• **Stated goal**: From the listing that follows, output everything exactly except the pictures.

• **Material to process**:
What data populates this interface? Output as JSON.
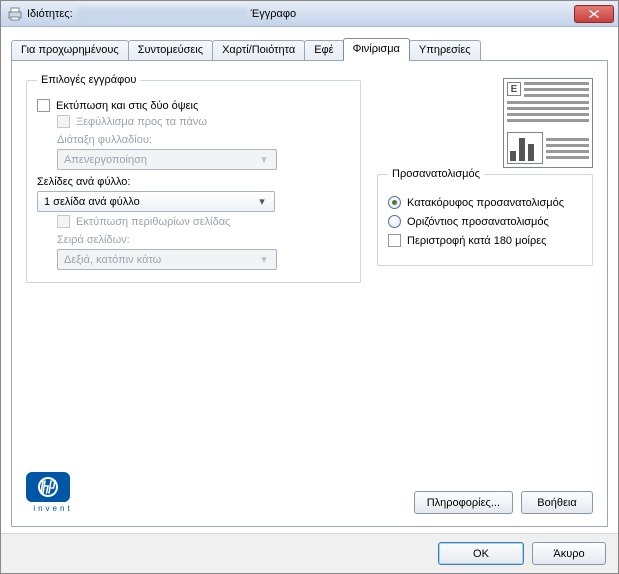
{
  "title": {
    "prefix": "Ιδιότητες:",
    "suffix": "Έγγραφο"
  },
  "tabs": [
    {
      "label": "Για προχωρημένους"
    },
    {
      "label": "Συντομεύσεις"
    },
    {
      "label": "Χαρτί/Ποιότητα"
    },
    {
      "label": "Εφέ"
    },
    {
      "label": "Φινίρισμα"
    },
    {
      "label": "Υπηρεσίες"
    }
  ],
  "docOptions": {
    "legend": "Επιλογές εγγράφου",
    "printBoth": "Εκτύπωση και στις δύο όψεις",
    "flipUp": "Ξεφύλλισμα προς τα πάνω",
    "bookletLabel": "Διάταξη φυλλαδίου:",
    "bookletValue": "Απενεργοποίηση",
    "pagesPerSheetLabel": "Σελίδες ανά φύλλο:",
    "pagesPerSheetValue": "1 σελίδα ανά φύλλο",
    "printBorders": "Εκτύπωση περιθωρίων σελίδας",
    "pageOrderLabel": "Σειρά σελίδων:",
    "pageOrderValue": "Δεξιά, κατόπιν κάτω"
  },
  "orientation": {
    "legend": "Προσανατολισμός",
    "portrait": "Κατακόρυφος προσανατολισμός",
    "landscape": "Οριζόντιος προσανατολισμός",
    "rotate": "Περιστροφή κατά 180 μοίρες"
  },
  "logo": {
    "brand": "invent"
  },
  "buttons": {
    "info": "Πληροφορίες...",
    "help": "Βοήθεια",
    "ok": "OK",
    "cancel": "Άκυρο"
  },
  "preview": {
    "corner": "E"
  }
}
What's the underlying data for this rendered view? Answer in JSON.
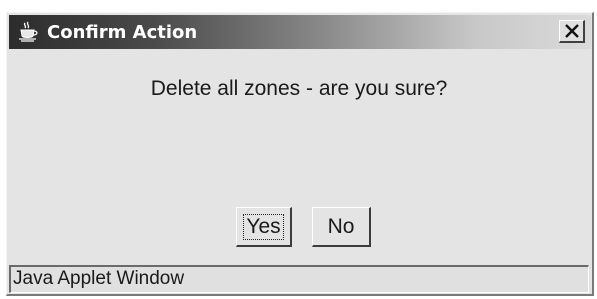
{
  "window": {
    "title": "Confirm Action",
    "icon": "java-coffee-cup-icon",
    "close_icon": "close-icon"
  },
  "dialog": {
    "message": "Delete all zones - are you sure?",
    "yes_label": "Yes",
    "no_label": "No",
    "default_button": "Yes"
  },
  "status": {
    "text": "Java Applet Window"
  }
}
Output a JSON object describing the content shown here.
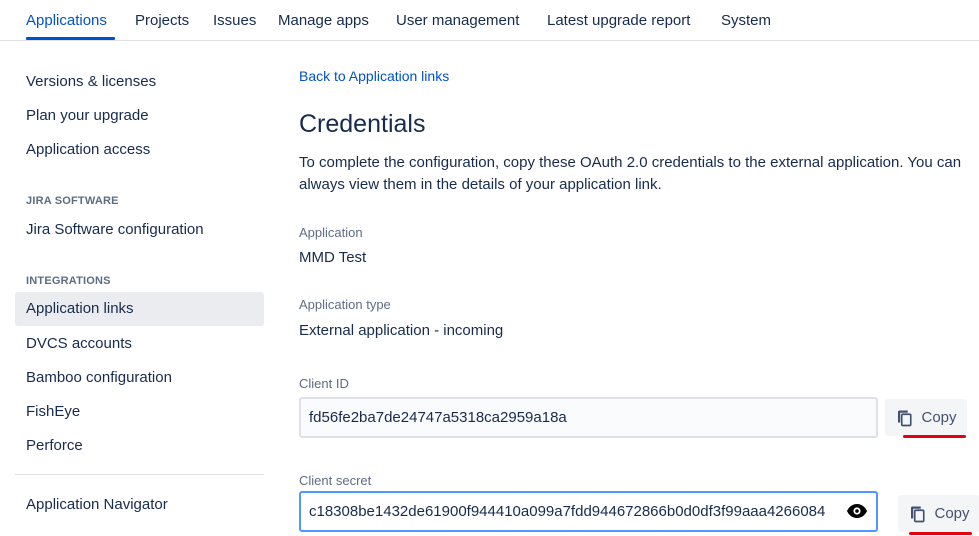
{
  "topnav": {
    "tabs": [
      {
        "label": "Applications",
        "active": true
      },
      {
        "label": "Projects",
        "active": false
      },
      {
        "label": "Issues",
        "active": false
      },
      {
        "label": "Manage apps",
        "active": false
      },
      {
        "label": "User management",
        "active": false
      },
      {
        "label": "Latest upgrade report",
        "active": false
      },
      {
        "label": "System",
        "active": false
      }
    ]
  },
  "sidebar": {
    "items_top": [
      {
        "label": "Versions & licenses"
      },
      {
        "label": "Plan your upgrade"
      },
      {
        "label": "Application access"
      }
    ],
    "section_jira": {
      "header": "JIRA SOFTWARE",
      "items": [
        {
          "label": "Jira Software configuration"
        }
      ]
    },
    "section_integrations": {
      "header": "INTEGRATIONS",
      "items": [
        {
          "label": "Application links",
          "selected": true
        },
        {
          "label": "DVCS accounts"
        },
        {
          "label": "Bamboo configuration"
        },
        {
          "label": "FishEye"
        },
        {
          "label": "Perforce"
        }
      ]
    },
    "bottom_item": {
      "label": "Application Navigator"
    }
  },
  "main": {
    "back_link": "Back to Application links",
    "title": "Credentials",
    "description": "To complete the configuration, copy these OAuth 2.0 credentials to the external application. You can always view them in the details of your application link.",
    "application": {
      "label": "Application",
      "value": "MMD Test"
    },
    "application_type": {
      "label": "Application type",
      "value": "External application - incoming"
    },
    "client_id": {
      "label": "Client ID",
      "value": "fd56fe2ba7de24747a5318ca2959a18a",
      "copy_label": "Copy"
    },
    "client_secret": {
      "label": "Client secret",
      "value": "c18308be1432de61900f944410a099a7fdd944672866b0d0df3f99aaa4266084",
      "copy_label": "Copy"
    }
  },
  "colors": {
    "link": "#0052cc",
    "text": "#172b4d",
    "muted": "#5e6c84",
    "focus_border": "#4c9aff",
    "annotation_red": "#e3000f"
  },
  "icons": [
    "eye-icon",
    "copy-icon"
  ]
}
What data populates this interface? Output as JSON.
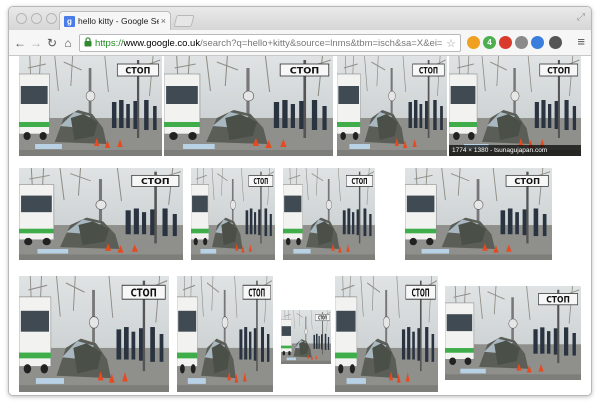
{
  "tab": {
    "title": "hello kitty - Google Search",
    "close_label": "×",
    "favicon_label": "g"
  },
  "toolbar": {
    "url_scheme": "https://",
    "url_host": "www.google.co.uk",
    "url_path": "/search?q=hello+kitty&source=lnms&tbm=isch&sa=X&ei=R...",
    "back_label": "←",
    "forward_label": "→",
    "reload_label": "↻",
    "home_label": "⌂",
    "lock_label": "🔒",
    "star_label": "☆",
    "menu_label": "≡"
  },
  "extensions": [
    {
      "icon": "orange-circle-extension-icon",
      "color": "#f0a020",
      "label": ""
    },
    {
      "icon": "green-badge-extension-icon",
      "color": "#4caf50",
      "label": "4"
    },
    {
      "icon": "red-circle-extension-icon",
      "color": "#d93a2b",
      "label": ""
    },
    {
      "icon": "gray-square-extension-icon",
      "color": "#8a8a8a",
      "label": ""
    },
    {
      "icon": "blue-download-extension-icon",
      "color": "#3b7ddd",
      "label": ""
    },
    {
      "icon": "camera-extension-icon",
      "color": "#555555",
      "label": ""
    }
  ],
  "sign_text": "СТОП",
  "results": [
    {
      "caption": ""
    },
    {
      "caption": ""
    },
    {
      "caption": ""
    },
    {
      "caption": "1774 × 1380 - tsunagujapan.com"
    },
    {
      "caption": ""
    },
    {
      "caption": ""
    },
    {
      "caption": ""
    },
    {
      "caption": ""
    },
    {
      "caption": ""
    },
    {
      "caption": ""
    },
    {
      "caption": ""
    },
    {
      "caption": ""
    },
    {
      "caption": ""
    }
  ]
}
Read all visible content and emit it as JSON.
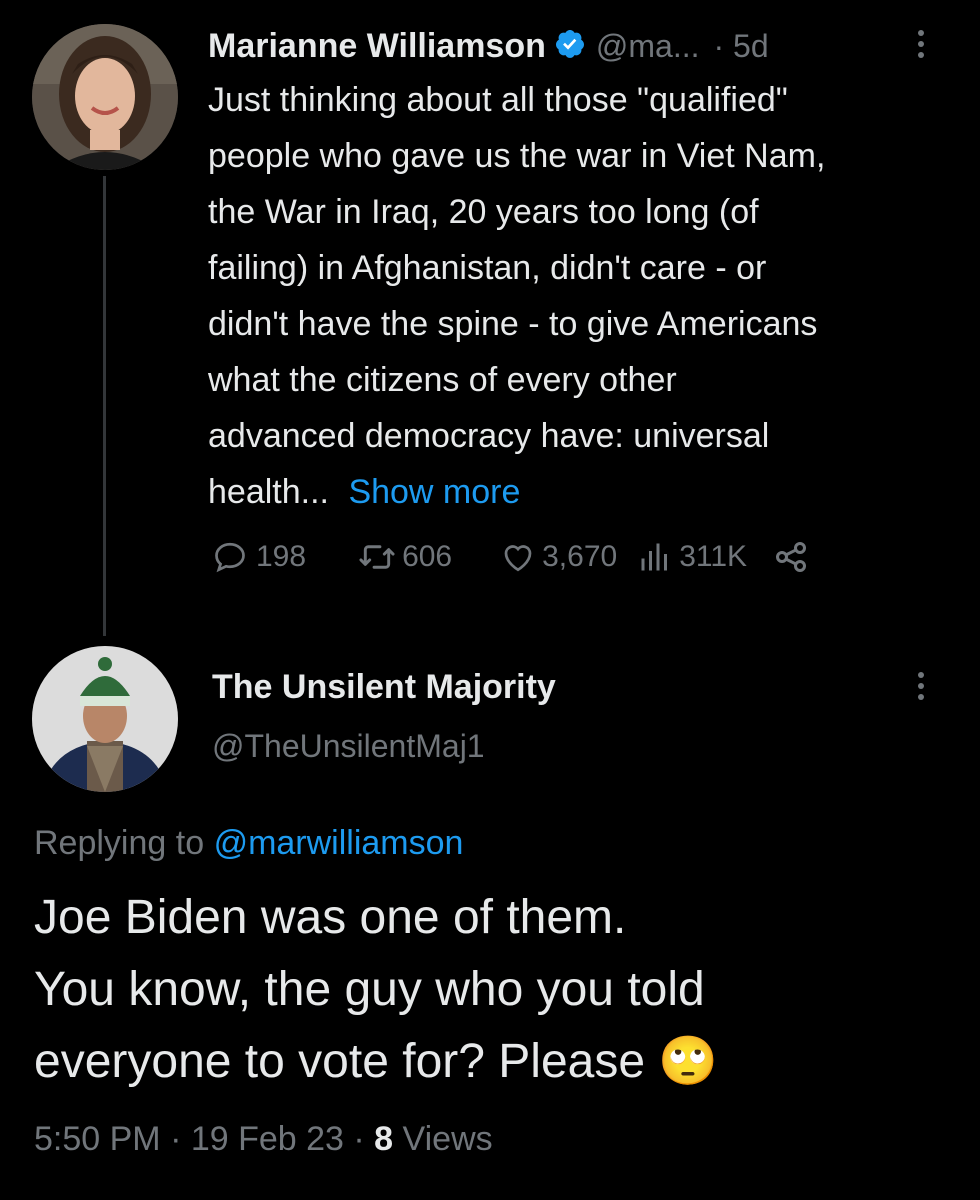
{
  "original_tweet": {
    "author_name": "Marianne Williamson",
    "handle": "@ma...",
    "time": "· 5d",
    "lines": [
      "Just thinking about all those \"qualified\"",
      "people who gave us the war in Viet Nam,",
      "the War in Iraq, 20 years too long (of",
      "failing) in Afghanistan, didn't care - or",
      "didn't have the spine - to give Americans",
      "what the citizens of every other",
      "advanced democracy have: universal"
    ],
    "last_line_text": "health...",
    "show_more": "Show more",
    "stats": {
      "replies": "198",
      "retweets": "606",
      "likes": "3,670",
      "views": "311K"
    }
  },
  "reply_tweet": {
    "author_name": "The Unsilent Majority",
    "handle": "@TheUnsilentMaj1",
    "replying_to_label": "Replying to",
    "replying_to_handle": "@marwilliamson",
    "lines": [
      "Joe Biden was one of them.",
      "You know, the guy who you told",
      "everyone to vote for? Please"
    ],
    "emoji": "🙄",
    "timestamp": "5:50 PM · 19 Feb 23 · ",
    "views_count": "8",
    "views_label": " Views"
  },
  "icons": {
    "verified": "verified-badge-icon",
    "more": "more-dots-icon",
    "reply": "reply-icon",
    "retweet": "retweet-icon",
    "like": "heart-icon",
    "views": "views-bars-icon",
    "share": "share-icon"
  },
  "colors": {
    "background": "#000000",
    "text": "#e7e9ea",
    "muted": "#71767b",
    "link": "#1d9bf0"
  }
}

• **Answer below**:
What data populates this interface? Output as JSON.
{
  "title": {
    "prefix": "Ιδιότητες:",
    "suffix": "Έγγραφο"
  },
  "tabs": [
    {
      "label": "Για προχωρημένους"
    },
    {
      "label": "Συντομεύσεις"
    },
    {
      "label": "Χαρτί/Ποιότητα"
    },
    {
      "label": "Εφέ"
    },
    {
      "label": "Φινίρισμα"
    },
    {
      "label": "Υπηρεσίες"
    }
  ],
  "docOptions": {
    "legend": "Επιλογές εγγράφου",
    "printBoth": "Εκτύπωση και στις δύο όψεις",
    "flipUp": "Ξεφύλλισμα προς τα πάνω",
    "bookletLabel": "Διάταξη φυλλαδίου:",
    "bookletValue": "Απενεργοποίηση",
    "pagesPerSheetLabel": "Σελίδες ανά φύλλο:",
    "pagesPerSheetValue": "1 σελίδα ανά φύλλο",
    "printBorders": "Εκτύπωση περιθωρίων σελίδας",
    "pageOrderLabel": "Σειρά σελίδων:",
    "pageOrderValue": "Δεξιά, κατόπιν κάτω"
  },
  "orientation": {
    "legend": "Προσανατολισμός",
    "portrait": "Κατακόρυφος προσανατολισμός",
    "landscape": "Οριζόντιος προσανατολισμός",
    "rotate": "Περιστροφή κατά 180 μοίρες"
  },
  "logo": {
    "brand": "invent"
  },
  "buttons": {
    "info": "Πληροφορίες...",
    "help": "Βοήθεια",
    "ok": "OK",
    "cancel": "Άκυρο"
  },
  "preview": {
    "corner": "E"
  }
}
What's the underlying data for this rendered view? Answer in JSON.
{
  "window": {
    "title": "Confirm Action",
    "icon": "java-coffee-cup-icon",
    "close_icon": "close-icon"
  },
  "dialog": {
    "message": "Delete all zones - are you sure?",
    "yes_label": "Yes",
    "no_label": "No",
    "default_button": "Yes"
  },
  "status": {
    "text": "Java Applet Window"
  }
}
Output a JSON object describing the content shown here.
{
  "topnav": {
    "tabs": [
      {
        "label": "Applications",
        "active": true
      },
      {
        "label": "Projects",
        "active": false
      },
      {
        "label": "Issues",
        "active": false
      },
      {
        "label": "Manage apps",
        "active": false
      },
      {
        "label": "User management",
        "active": false
      },
      {
        "label": "Latest upgrade report",
        "active": false
      },
      {
        "label": "System",
        "active": false
      }
    ]
  },
  "sidebar": {
    "items_top": [
      {
        "label": "Versions & licenses"
      },
      {
        "label": "Plan your upgrade"
      },
      {
        "label": "Application access"
      }
    ],
    "section_jira": {
      "header": "JIRA SOFTWARE",
      "items": [
        {
          "label": "Jira Software configuration"
        }
      ]
    },
    "section_integrations": {
      "header": "INTEGRATIONS",
      "items": [
        {
          "label": "Application links",
          "selected": true
        },
        {
          "label": "DVCS accounts"
        },
        {
          "label": "Bamboo configuration"
        },
        {
          "label": "FishEye"
        },
        {
          "label": "Perforce"
        }
      ]
    },
    "bottom_item": {
      "label": "Application Navigator"
    }
  },
  "main": {
    "back_link": "Back to Application links",
    "title": "Credentials",
    "description": "To complete the configuration, copy these OAuth 2.0 credentials to the external application. You can always view them in the details of your application link.",
    "application": {
      "label": "Application",
      "value": "MMD Test"
    },
    "application_type": {
      "label": "Application type",
      "value": "External application - incoming"
    },
    "client_id": {
      "label": "Client ID",
      "value": "fd56fe2ba7de24747a5318ca2959a18a",
      "copy_label": "Copy"
    },
    "client_secret": {
      "label": "Client secret",
      "value": "c18308be1432de61900f944410a099a7fdd944672866b0d0df3f99aaa4266084",
      "copy_label": "Copy"
    }
  },
  "colors": {
    "link": "#0052cc",
    "text": "#172b4d",
    "muted": "#5e6c84",
    "focus_border": "#4c9aff",
    "annotation_red": "#e3000f"
  },
  "icons": [
    "eye-icon",
    "copy-icon"
  ]
}
What data populates this interface? Output as JSON.
{
  "tab": {
    "title": "hello kitty - Google Search",
    "close_label": "×",
    "favicon_label": "g"
  },
  "toolbar": {
    "url_scheme": "https://",
    "url_host": "www.google.co.uk",
    "url_path": "/search?q=hello+kitty&source=lnms&tbm=isch&sa=X&ei=R...",
    "back_label": "←",
    "forward_label": "→",
    "reload_label": "↻",
    "home_label": "⌂",
    "lock_label": "🔒",
    "star_label": "☆",
    "menu_label": "≡"
  },
  "extensions": [
    {
      "icon": "orange-circle-extension-icon",
      "color": "#f0a020",
      "label": ""
    },
    {
      "icon": "green-badge-extension-icon",
      "color": "#4caf50",
      "label": "4"
    },
    {
      "icon": "red-circle-extension-icon",
      "color": "#d93a2b",
      "label": ""
    },
    {
      "icon": "gray-square-extension-icon",
      "color": "#8a8a8a",
      "label": ""
    },
    {
      "icon": "blue-download-extension-icon",
      "color": "#3b7ddd",
      "label": ""
    },
    {
      "icon": "camera-extension-icon",
      "color": "#555555",
      "label": ""
    }
  ],
  "sign_text": "СТОП",
  "results": [
    {
      "caption": ""
    },
    {
      "caption": ""
    },
    {
      "caption": ""
    },
    {
      "caption": "1774 × 1380 - tsunagujapan.com"
    },
    {
      "caption": ""
    },
    {
      "caption": ""
    },
    {
      "caption": ""
    },
    {
      "caption": ""
    },
    {
      "caption": ""
    },
    {
      "caption": ""
    },
    {
      "caption": ""
    },
    {
      "caption": ""
    },
    {
      "caption": ""
    }
  ]
}
Read all visible content and emit it as JSON.
{
  "original_tweet": {
    "author_name": "Marianne Williamson",
    "handle": "@ma...",
    "time": "· 5d",
    "lines": [
      "Just thinking about all those \"qualified\"",
      "people who gave us the war in Viet Nam,",
      "the War in Iraq, 20 years too long (of",
      "failing) in Afghanistan, didn't care - or",
      "didn't have the spine - to give Americans",
      "what the citizens of every other",
      "advanced democracy have: universal"
    ],
    "last_line_text": "health...",
    "show_more": "Show more",
    "stats": {
      "replies": "198",
      "retweets": "606",
      "likes": "3,670",
      "views": "311K"
    }
  },
  "reply_tweet": {
    "author_name": "The Unsilent Majority",
    "handle": "@TheUnsilentMaj1",
    "replying_to_label": "Replying to",
    "replying_to_handle": "@marwilliamson",
    "lines": [
      "Joe Biden was one of them.",
      "You know, the guy who you told",
      "everyone to vote for? Please"
    ],
    "emoji": "🙄",
    "timestamp": "5:50 PM · 19 Feb 23 · ",
    "views_count": "8",
    "views_label": " Views"
  },
  "icons": {
    "verified": "verified-badge-icon",
    "more": "more-dots-icon",
    "reply": "reply-icon",
    "retweet": "retweet-icon",
    "like": "heart-icon",
    "views": "views-bars-icon",
    "share": "share-icon"
  },
  "colors": {
    "background": "#000000",
    "text": "#e7e9ea",
    "muted": "#71767b",
    "link": "#1d9bf0"
  }
}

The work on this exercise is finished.